Copy out the material below in full, but not its images.

-- START --

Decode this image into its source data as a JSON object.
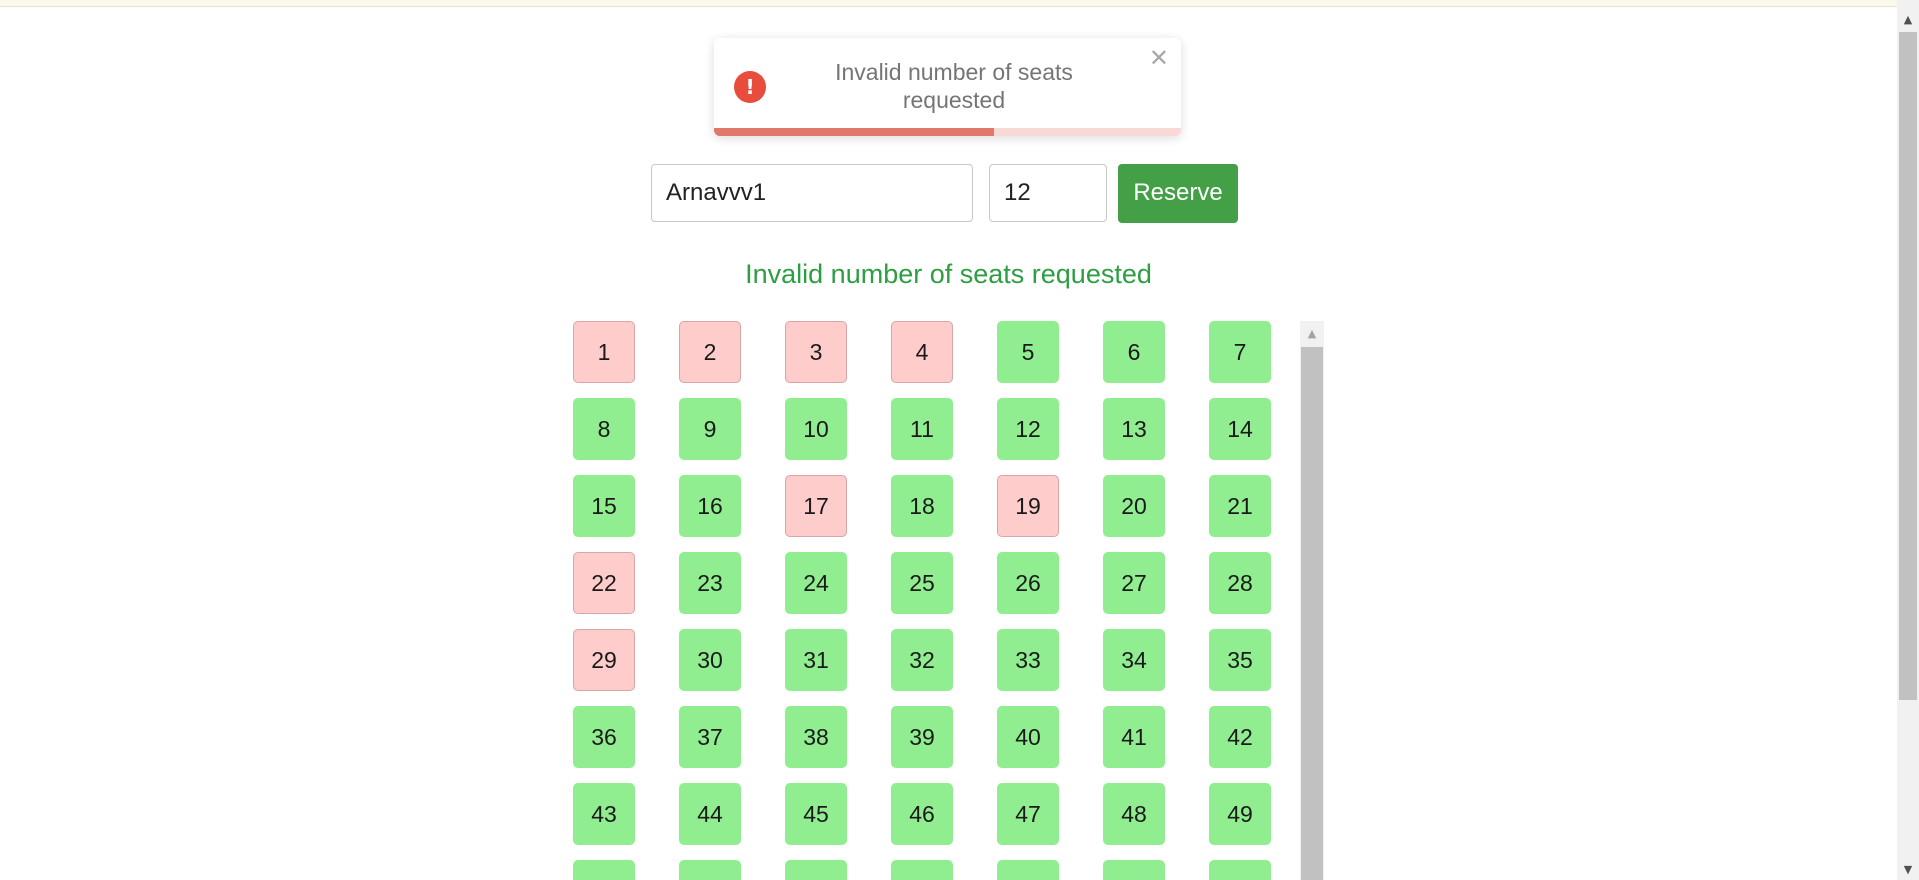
{
  "toast": {
    "message": "Invalid number of seats requested",
    "icon": "error-icon",
    "close_glyph": "✕",
    "accent_color": "#e74c3c",
    "progress_fraction": 0.6
  },
  "form": {
    "name_value": "Arnavvv1",
    "seats_value": "12",
    "reserve_label": "Reserve"
  },
  "status_message": "Invalid number of seats requested",
  "colors": {
    "available": "#90ee90",
    "reserved": "#ffcccc",
    "reserve_button": "#43a047",
    "status_text": "#2e9e43"
  },
  "seats": [
    {
      "number": "1",
      "status": "reserved"
    },
    {
      "number": "2",
      "status": "reserved"
    },
    {
      "number": "3",
      "status": "reserved"
    },
    {
      "number": "4",
      "status": "reserved"
    },
    {
      "number": "5",
      "status": "available"
    },
    {
      "number": "6",
      "status": "available"
    },
    {
      "number": "7",
      "status": "available"
    },
    {
      "number": "8",
      "status": "available"
    },
    {
      "number": "9",
      "status": "available"
    },
    {
      "number": "10",
      "status": "available"
    },
    {
      "number": "11",
      "status": "available"
    },
    {
      "number": "12",
      "status": "available"
    },
    {
      "number": "13",
      "status": "available"
    },
    {
      "number": "14",
      "status": "available"
    },
    {
      "number": "15",
      "status": "available"
    },
    {
      "number": "16",
      "status": "available"
    },
    {
      "number": "17",
      "status": "reserved"
    },
    {
      "number": "18",
      "status": "available"
    },
    {
      "number": "19",
      "status": "reserved"
    },
    {
      "number": "20",
      "status": "available"
    },
    {
      "number": "21",
      "status": "available"
    },
    {
      "number": "22",
      "status": "reserved"
    },
    {
      "number": "23",
      "status": "available"
    },
    {
      "number": "24",
      "status": "available"
    },
    {
      "number": "25",
      "status": "available"
    },
    {
      "number": "26",
      "status": "available"
    },
    {
      "number": "27",
      "status": "available"
    },
    {
      "number": "28",
      "status": "available"
    },
    {
      "number": "29",
      "status": "reserved"
    },
    {
      "number": "30",
      "status": "available"
    },
    {
      "number": "31",
      "status": "available"
    },
    {
      "number": "32",
      "status": "available"
    },
    {
      "number": "33",
      "status": "available"
    },
    {
      "number": "34",
      "status": "available"
    },
    {
      "number": "35",
      "status": "available"
    },
    {
      "number": "36",
      "status": "available"
    },
    {
      "number": "37",
      "status": "available"
    },
    {
      "number": "38",
      "status": "available"
    },
    {
      "number": "39",
      "status": "available"
    },
    {
      "number": "40",
      "status": "available"
    },
    {
      "number": "41",
      "status": "available"
    },
    {
      "number": "42",
      "status": "available"
    },
    {
      "number": "43",
      "status": "available"
    },
    {
      "number": "44",
      "status": "available"
    },
    {
      "number": "45",
      "status": "available"
    },
    {
      "number": "46",
      "status": "available"
    },
    {
      "number": "47",
      "status": "available"
    },
    {
      "number": "48",
      "status": "available"
    },
    {
      "number": "49",
      "status": "available"
    },
    {
      "number": "",
      "status": "available"
    },
    {
      "number": "",
      "status": "available"
    },
    {
      "number": "",
      "status": "available"
    },
    {
      "number": "",
      "status": "available"
    },
    {
      "number": "",
      "status": "available"
    },
    {
      "number": "",
      "status": "available"
    },
    {
      "number": "",
      "status": "available"
    }
  ]
}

-- END --

- _SOLUTION TO THE PROBLEM_
Decode this image into its source data as a JSON object.
{
  "toast": {
    "message": "Invalid number of seats requested",
    "icon": "error-icon",
    "close_glyph": "✕",
    "accent_color": "#e74c3c",
    "progress_fraction": 0.6
  },
  "form": {
    "name_value": "Arnavvv1",
    "seats_value": "12",
    "reserve_label": "Reserve"
  },
  "status_message": "Invalid number of seats requested",
  "colors": {
    "available": "#90ee90",
    "reserved": "#ffcccc",
    "reserve_button": "#43a047",
    "status_text": "#2e9e43"
  },
  "seats": [
    {
      "number": "1",
      "status": "reserved"
    },
    {
      "number": "2",
      "status": "reserved"
    },
    {
      "number": "3",
      "status": "reserved"
    },
    {
      "number": "4",
      "status": "reserved"
    },
    {
      "number": "5",
      "status": "available"
    },
    {
      "number": "6",
      "status": "available"
    },
    {
      "number": "7",
      "status": "available"
    },
    {
      "number": "8",
      "status": "available"
    },
    {
      "number": "9",
      "status": "available"
    },
    {
      "number": "10",
      "status": "available"
    },
    {
      "number": "11",
      "status": "available"
    },
    {
      "number": "12",
      "status": "available"
    },
    {
      "number": "13",
      "status": "available"
    },
    {
      "number": "14",
      "status": "available"
    },
    {
      "number": "15",
      "status": "available"
    },
    {
      "number": "16",
      "status": "available"
    },
    {
      "number": "17",
      "status": "reserved"
    },
    {
      "number": "18",
      "status": "available"
    },
    {
      "number": "19",
      "status": "reserved"
    },
    {
      "number": "20",
      "status": "available"
    },
    {
      "number": "21",
      "status": "available"
    },
    {
      "number": "22",
      "status": "reserved"
    },
    {
      "number": "23",
      "status": "available"
    },
    {
      "number": "24",
      "status": "available"
    },
    {
      "number": "25",
      "status": "available"
    },
    {
      "number": "26",
      "status": "available"
    },
    {
      "number": "27",
      "status": "available"
    },
    {
      "number": "28",
      "status": "available"
    },
    {
      "number": "29",
      "status": "reserved"
    },
    {
      "number": "30",
      "status": "available"
    },
    {
      "number": "31",
      "status": "available"
    },
    {
      "number": "32",
      "status": "available"
    },
    {
      "number": "33",
      "status": "available"
    },
    {
      "number": "34",
      "status": "available"
    },
    {
      "number": "35",
      "status": "available"
    },
    {
      "number": "36",
      "status": "available"
    },
    {
      "number": "37",
      "status": "available"
    },
    {
      "number": "38",
      "status": "available"
    },
    {
      "number": "39",
      "status": "available"
    },
    {
      "number": "40",
      "status": "available"
    },
    {
      "number": "41",
      "status": "available"
    },
    {
      "number": "42",
      "status": "available"
    },
    {
      "number": "43",
      "status": "available"
    },
    {
      "number": "44",
      "status": "available"
    },
    {
      "number": "45",
      "status": "available"
    },
    {
      "number": "46",
      "status": "available"
    },
    {
      "number": "47",
      "status": "available"
    },
    {
      "number": "48",
      "status": "available"
    },
    {
      "number": "49",
      "status": "available"
    },
    {
      "number": "",
      "status": "available"
    },
    {
      "number": "",
      "status": "available"
    },
    {
      "number": "",
      "status": "available"
    },
    {
      "number": "",
      "status": "available"
    },
    {
      "number": "",
      "status": "available"
    },
    {
      "number": "",
      "status": "available"
    },
    {
      "number": "",
      "status": "available"
    }
  ]
}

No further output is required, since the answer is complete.